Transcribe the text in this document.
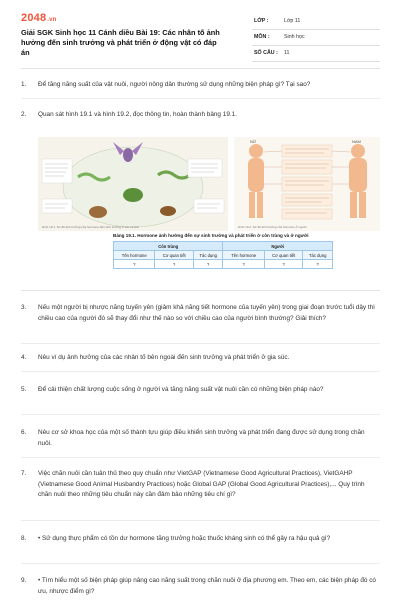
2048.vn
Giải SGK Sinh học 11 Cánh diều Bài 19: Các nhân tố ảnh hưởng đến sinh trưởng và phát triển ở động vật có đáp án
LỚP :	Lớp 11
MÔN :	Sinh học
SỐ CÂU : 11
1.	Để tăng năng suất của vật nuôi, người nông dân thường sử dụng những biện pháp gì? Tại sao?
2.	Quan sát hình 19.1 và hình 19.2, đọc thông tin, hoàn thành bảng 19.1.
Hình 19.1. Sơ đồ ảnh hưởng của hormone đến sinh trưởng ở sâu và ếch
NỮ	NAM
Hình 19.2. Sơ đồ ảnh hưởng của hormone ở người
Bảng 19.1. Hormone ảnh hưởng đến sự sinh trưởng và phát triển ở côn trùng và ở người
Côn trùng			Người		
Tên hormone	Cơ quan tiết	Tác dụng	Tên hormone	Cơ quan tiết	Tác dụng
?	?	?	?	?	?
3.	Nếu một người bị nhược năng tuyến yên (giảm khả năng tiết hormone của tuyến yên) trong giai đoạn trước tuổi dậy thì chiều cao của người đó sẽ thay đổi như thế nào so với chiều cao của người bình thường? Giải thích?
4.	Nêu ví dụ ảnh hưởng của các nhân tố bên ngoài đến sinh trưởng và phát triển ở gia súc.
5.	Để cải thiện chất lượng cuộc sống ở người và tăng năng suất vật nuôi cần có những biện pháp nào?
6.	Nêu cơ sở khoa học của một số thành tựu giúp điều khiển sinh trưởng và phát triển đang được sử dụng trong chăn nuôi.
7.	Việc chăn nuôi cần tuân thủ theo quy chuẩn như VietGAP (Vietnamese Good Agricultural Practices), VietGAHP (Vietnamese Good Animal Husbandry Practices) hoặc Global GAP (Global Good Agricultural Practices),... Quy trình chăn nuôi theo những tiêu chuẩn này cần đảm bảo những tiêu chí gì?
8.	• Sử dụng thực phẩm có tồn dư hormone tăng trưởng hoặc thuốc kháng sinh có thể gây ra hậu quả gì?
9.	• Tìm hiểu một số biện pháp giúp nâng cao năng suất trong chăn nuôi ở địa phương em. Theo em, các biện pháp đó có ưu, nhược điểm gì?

◇ ◇ ◇ ◇

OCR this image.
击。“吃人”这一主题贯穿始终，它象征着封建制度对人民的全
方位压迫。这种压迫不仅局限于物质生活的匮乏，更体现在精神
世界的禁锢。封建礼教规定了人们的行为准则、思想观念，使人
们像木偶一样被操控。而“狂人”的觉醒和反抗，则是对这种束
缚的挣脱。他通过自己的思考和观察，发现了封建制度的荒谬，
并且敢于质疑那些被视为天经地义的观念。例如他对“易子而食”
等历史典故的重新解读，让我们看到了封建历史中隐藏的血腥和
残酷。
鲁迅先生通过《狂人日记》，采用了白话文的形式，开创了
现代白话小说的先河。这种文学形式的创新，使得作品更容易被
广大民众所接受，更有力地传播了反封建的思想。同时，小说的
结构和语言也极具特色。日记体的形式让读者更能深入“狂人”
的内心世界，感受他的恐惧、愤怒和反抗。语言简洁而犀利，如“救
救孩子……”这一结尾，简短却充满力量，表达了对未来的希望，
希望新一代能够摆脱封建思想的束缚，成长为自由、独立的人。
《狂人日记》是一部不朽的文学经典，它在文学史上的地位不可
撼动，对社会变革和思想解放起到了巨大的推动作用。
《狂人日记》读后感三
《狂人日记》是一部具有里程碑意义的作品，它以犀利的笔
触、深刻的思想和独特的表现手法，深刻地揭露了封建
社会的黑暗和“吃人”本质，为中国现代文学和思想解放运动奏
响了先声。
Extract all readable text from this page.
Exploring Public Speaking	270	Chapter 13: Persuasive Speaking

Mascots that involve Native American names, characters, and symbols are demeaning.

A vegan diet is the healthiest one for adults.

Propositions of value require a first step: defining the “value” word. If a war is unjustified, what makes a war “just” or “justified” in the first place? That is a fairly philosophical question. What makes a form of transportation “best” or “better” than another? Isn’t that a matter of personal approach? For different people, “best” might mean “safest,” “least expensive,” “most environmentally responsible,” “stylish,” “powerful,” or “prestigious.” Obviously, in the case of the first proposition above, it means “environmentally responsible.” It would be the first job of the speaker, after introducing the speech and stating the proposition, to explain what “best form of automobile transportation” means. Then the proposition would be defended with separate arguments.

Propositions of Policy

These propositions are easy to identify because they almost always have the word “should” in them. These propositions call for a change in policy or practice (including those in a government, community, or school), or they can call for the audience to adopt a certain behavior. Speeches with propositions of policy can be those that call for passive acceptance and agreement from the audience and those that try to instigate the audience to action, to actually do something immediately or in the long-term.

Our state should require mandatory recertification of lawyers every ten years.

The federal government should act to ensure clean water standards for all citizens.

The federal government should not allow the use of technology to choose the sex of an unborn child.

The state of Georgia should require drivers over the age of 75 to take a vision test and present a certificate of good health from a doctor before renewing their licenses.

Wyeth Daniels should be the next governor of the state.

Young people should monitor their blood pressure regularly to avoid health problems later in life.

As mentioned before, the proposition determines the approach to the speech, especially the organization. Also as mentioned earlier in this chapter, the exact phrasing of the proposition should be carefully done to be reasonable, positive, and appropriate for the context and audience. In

◇ ◇ ◇ ◇

Your objective -> For the entries above, state how many lines contain the word "những". Provide the number by itself.

Solution for this task -> 3